§ **Task brief**
Pick out the lines below that contain the string "KABUPATEN" and copy them all.

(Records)
= = = = =
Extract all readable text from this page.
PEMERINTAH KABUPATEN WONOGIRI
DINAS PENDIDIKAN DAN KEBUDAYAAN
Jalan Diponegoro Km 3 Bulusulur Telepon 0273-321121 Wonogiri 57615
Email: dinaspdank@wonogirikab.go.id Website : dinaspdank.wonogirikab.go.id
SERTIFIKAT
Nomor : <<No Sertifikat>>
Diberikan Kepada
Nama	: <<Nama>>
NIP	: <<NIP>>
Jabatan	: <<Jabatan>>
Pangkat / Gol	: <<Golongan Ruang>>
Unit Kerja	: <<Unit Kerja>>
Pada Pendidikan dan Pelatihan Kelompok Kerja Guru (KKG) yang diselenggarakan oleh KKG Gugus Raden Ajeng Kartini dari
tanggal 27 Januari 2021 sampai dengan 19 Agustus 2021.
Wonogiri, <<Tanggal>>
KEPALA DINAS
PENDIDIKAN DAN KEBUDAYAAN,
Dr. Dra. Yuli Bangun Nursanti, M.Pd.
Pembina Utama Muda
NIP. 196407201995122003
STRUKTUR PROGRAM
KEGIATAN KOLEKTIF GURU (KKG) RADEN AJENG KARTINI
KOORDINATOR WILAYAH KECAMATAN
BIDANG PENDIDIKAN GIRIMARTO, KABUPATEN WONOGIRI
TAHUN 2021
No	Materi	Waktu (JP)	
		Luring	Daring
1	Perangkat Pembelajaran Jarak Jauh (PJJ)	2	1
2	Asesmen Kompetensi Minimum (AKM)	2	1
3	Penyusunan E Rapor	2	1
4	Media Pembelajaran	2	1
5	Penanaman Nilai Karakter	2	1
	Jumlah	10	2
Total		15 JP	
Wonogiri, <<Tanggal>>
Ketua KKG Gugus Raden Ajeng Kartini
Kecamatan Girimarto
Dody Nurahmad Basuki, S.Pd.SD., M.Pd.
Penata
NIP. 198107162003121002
= = = = =
§ **Solution for this exercise**
PEMERINTAH KABUPATEN WONOGIRI
BIDANG PENDIDIKAN GIRIMARTO, KABUPATEN WONOGIRI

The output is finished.